_Exercise aim_: Copy each line below without leaving any out.

***** Dataset records

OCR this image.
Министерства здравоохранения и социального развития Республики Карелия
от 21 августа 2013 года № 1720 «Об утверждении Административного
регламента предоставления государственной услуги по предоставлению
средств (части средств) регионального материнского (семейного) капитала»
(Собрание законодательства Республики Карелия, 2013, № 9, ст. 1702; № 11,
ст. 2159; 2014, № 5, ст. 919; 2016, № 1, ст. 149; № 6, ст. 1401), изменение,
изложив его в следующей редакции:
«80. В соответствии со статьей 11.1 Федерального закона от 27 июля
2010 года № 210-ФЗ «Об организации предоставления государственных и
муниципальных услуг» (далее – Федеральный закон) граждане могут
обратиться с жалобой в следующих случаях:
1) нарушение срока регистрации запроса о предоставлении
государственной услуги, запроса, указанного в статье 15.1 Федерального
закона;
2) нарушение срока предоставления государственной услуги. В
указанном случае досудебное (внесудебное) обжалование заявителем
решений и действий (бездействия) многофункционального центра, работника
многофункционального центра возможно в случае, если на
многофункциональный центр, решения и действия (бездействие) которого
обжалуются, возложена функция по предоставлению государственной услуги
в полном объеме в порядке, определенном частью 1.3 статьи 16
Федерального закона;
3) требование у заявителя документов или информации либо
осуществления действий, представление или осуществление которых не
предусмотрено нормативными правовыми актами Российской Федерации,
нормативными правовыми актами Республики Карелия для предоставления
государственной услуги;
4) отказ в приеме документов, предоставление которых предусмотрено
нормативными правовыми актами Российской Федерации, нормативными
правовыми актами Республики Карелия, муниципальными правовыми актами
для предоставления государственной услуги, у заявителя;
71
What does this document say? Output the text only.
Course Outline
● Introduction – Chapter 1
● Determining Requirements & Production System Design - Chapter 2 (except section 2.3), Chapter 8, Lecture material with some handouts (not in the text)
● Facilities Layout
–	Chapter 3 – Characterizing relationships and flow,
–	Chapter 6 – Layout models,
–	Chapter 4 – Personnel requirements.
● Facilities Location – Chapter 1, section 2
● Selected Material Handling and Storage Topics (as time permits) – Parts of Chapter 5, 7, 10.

**********

_The reply_:
OCR this image.
Министерства здравоохранения и социального развития Республики Карелия
от 21 августа 2013 года № 1720 «Об утверждении Административного
регламента предоставления государственной услуги по предоставлению
средств (части средств) регионального материнского (семейного) капитала»
(Собрание законодательства Республики Карелия, 2013, № 9, ст. 1702; № 11,
ст. 2159; 2014, № 5, ст. 919; 2016, № 1, ст. 149; № 6, ст. 1401), изменение,
изложив его в следующей редакции:
«80. В соответствии со статьей 11.1 Федерального закона от 27 июля
2010 года № 210-ФЗ «Об организации предоставления государственных и
муниципальных услуг» (далее – Федеральный закон) граждане могут
обратиться с жалобой в следующих случаях:
1) нарушение срока регистрации запроса о предоставлении
государственной услуги, запроса, указанного в статье 15.1 Федерального
закона;
2) нарушение срока предоставления государственной услуги. В
указанном случае досудебное (внесудебное) обжалование заявителем
решений и действий (бездействия) многофункционального центра, работника
многофункционального центра возможно в случае, если на
многофункциональный центр, решения и действия (бездействие) которого
обжалуются, возложена функция по предоставлению государственной услуги
в полном объеме в порядке, определенном частью 1.3 статьи 16
Федерального закона;
3) требование у заявителя документов или информации либо
осуществления действий, представление или осуществление которых не
предусмотрено нормативными правовыми актами Российской Федерации,
нормативными правовыми актами Республики Карелия для предоставления
государственной услуги;
4) отказ в приеме документов, предоставление которых предусмотрено
нормативными правовыми актами Российской Федерации, нормативными
правовыми актами Республики Карелия, муниципальными правовыми актами
для предоставления государственной услуги, у заявителя;
71
What does this document say? Output the text only.
Course Outline
● Introduction – Chapter 1
● Determining Requirements & Production System Design - Chapter 2 (except section 2.3), Chapter 8, Lecture material with some handouts (not in the text)
● Facilities Layout
–	Chapter 3 – Characterizing relationships and flow,
–	Chapter 6 – Layout models,
–	Chapter 4 – Personnel requirements.
● Facilities Location – Chapter 1, section 2
● Selected Material Handling and Storage Topics (as time permits) – Parts of Chapter 5, 7, 10.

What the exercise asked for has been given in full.